» INSTRUCTION: Omit all pictures and give the records below again exactly as written.

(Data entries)
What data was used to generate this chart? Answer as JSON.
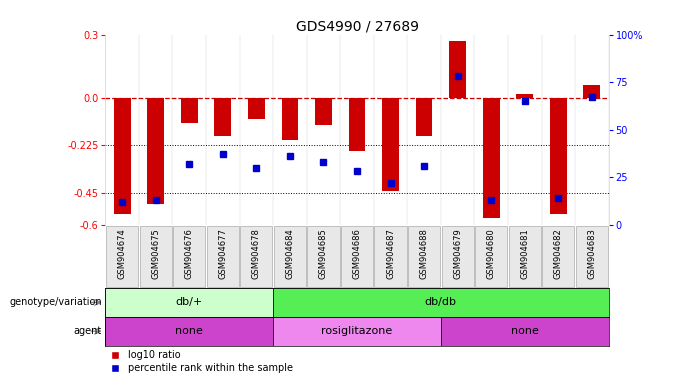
{
  "title": "GDS4990 / 27689",
  "samples": [
    "GSM904674",
    "GSM904675",
    "GSM904676",
    "GSM904677",
    "GSM904678",
    "GSM904684",
    "GSM904685",
    "GSM904686",
    "GSM904687",
    "GSM904688",
    "GSM904679",
    "GSM904680",
    "GSM904681",
    "GSM904682",
    "GSM904683"
  ],
  "log10_ratio": [
    -0.55,
    -0.5,
    -0.12,
    -0.18,
    -0.1,
    -0.2,
    -0.13,
    -0.25,
    -0.44,
    -0.18,
    0.27,
    -0.57,
    0.02,
    -0.55,
    0.06
  ],
  "percentile_rank": [
    12,
    13,
    32,
    37,
    30,
    36,
    33,
    28,
    22,
    31,
    78,
    13,
    65,
    14,
    67
  ],
  "ylim_left": [
    -0.6,
    0.3
  ],
  "ylim_right": [
    0,
    100
  ],
  "yticks_left": [
    0.3,
    0.0,
    -0.225,
    -0.45,
    -0.6
  ],
  "yticks_right": [
    100,
    75,
    50,
    25,
    0
  ],
  "bar_color": "#cc0000",
  "dot_color": "#0000cc",
  "zero_line_color": "#cc0000",
  "genotype_groups": [
    {
      "label": "db/+",
      "start": 0,
      "end": 5,
      "color": "#ccffcc"
    },
    {
      "label": "db/db",
      "start": 5,
      "end": 15,
      "color": "#55ee55"
    }
  ],
  "agent_groups": [
    {
      "label": "none",
      "start": 0,
      "end": 5,
      "color": "#cc44cc"
    },
    {
      "label": "rosiglitazone",
      "start": 5,
      "end": 10,
      "color": "#ee88ee"
    },
    {
      "label": "none",
      "start": 10,
      "end": 15,
      "color": "#cc44cc"
    }
  ],
  "legend_bar_label": "log10 ratio",
  "legend_dot_label": "percentile rank within the sample",
  "title_fontsize": 10,
  "tick_fontsize": 7,
  "annot_fontsize": 8,
  "sample_fontsize": 6
}
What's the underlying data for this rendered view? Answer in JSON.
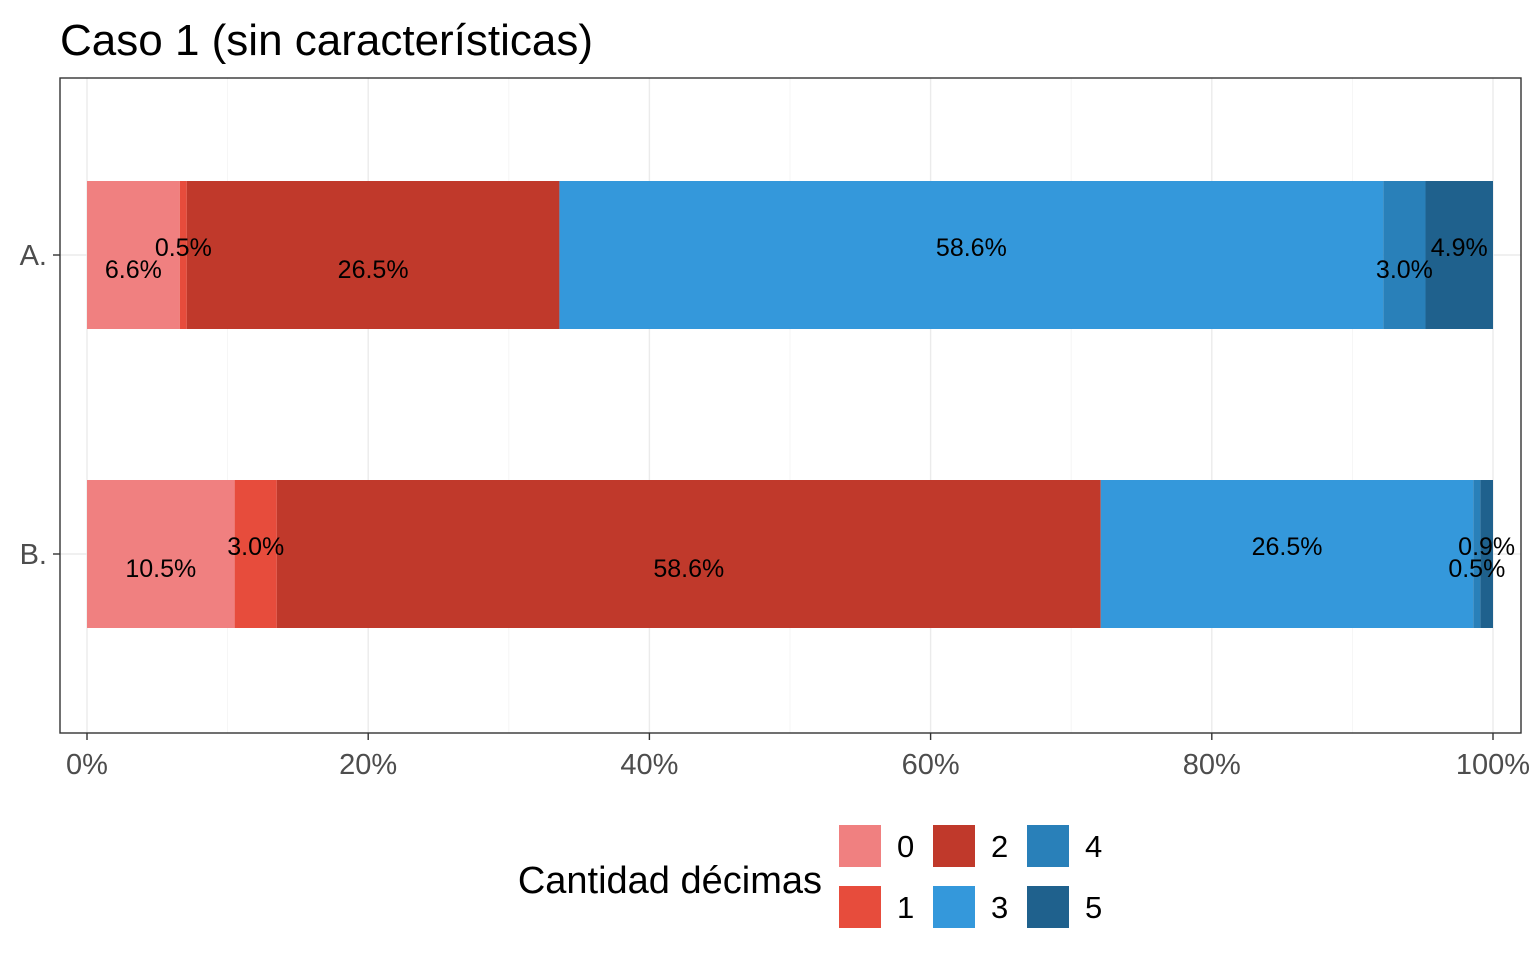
{
  "chart_data": {
    "type": "bar",
    "orientation": "horizontal",
    "stacked": true,
    "title": "Caso 1 (sin características)",
    "xlabel": "",
    "ylabel": "",
    "xlim": [
      0,
      100
    ],
    "x_ticks": [
      "0%",
      "20%",
      "40%",
      "60%",
      "80%",
      "100%"
    ],
    "x_tick_values": [
      0,
      20,
      40,
      60,
      80,
      100
    ],
    "categories": [
      "A.",
      "B."
    ],
    "grid": true,
    "legend": {
      "title": "Cantidad décimas",
      "position": "bottom"
    },
    "series": [
      {
        "name": "0",
        "color": "#F08080",
        "values": [
          6.6,
          10.5
        ],
        "labels": [
          "6.6%",
          "10.5%"
        ]
      },
      {
        "name": "1",
        "color": "#E74C3C",
        "values": [
          0.5,
          3.0
        ],
        "labels": [
          "0.5%",
          "3.0%"
        ]
      },
      {
        "name": "2",
        "color": "#C0392B",
        "values": [
          26.5,
          58.6
        ],
        "labels": [
          "26.5%",
          "58.6%"
        ]
      },
      {
        "name": "3",
        "color": "#3498DB",
        "values": [
          58.6,
          26.5
        ],
        "labels": [
          "58.6%",
          "26.5%"
        ]
      },
      {
        "name": "4",
        "color": "#2980B9",
        "values": [
          3.0,
          0.5
        ],
        "labels": [
          "3.0%",
          "0.5%"
        ]
      },
      {
        "name": "5",
        "color": "#1F618D",
        "values": [
          4.9,
          0.9
        ],
        "labels": [
          "4.9%",
          "0.9%"
        ]
      }
    ]
  }
}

» SOLUTION FOR THIS PROBLEM:
What data was used to generate this chart? Answer as JSON.
{
  "title": "GDS4990 / 27689",
  "samples": [
    "GSM904674",
    "GSM904675",
    "GSM904676",
    "GSM904677",
    "GSM904678",
    "GSM904684",
    "GSM904685",
    "GSM904686",
    "GSM904687",
    "GSM904688",
    "GSM904679",
    "GSM904680",
    "GSM904681",
    "GSM904682",
    "GSM904683"
  ],
  "log10_ratio": [
    -0.55,
    -0.5,
    -0.12,
    -0.18,
    -0.1,
    -0.2,
    -0.13,
    -0.25,
    -0.44,
    -0.18,
    0.27,
    -0.57,
    0.02,
    -0.55,
    0.06
  ],
  "percentile_rank": [
    12,
    13,
    32,
    37,
    30,
    36,
    33,
    28,
    22,
    31,
    78,
    13,
    65,
    14,
    67
  ],
  "ylim_left": [
    -0.6,
    0.3
  ],
  "ylim_right": [
    0,
    100
  ],
  "yticks_left": [
    0.3,
    0.0,
    -0.225,
    -0.45,
    -0.6
  ],
  "yticks_right": [
    100,
    75,
    50,
    25,
    0
  ],
  "bar_color": "#cc0000",
  "dot_color": "#0000cc",
  "zero_line_color": "#cc0000",
  "genotype_groups": [
    {
      "label": "db/+",
      "start": 0,
      "end": 5,
      "color": "#ccffcc"
    },
    {
      "label": "db/db",
      "start": 5,
      "end": 15,
      "color": "#55ee55"
    }
  ],
  "agent_groups": [
    {
      "label": "none",
      "start": 0,
      "end": 5,
      "color": "#cc44cc"
    },
    {
      "label": "rosiglitazone",
      "start": 5,
      "end": 10,
      "color": "#ee88ee"
    },
    {
      "label": "none",
      "start": 10,
      "end": 15,
      "color": "#cc44cc"
    }
  ],
  "legend_bar_label": "log10 ratio",
  "legend_dot_label": "percentile rank within the sample",
  "title_fontsize": 10,
  "tick_fontsize": 7,
  "annot_fontsize": 8,
  "sample_fontsize": 6
}
What's the underlying data for this rendered view? Answer in JSON.
{
  "chart_data": {
    "type": "bar",
    "orientation": "horizontal",
    "stacked": true,
    "title": "Caso 1 (sin características)",
    "xlabel": "",
    "ylabel": "",
    "xlim": [
      0,
      100
    ],
    "x_ticks": [
      "0%",
      "20%",
      "40%",
      "60%",
      "80%",
      "100%"
    ],
    "x_tick_values": [
      0,
      20,
      40,
      60,
      80,
      100
    ],
    "categories": [
      "A.",
      "B."
    ],
    "grid": true,
    "legend": {
      "title": "Cantidad décimas",
      "position": "bottom"
    },
    "series": [
      {
        "name": "0",
        "color": "#F08080",
        "values": [
          6.6,
          10.5
        ],
        "labels": [
          "6.6%",
          "10.5%"
        ]
      },
      {
        "name": "1",
        "color": "#E74C3C",
        "values": [
          0.5,
          3.0
        ],
        "labels": [
          "0.5%",
          "3.0%"
        ]
      },
      {
        "name": "2",
        "color": "#C0392B",
        "values": [
          26.5,
          58.6
        ],
        "labels": [
          "26.5%",
          "58.6%"
        ]
      },
      {
        "name": "3",
        "color": "#3498DB",
        "values": [
          58.6,
          26.5
        ],
        "labels": [
          "58.6%",
          "26.5%"
        ]
      },
      {
        "name": "4",
        "color": "#2980B9",
        "values": [
          3.0,
          0.5
        ],
        "labels": [
          "3.0%",
          "0.5%"
        ]
      },
      {
        "name": "5",
        "color": "#1F618D",
        "values": [
          4.9,
          0.9
        ],
        "labels": [
          "4.9%",
          "0.9%"
        ]
      }
    ]
  }
}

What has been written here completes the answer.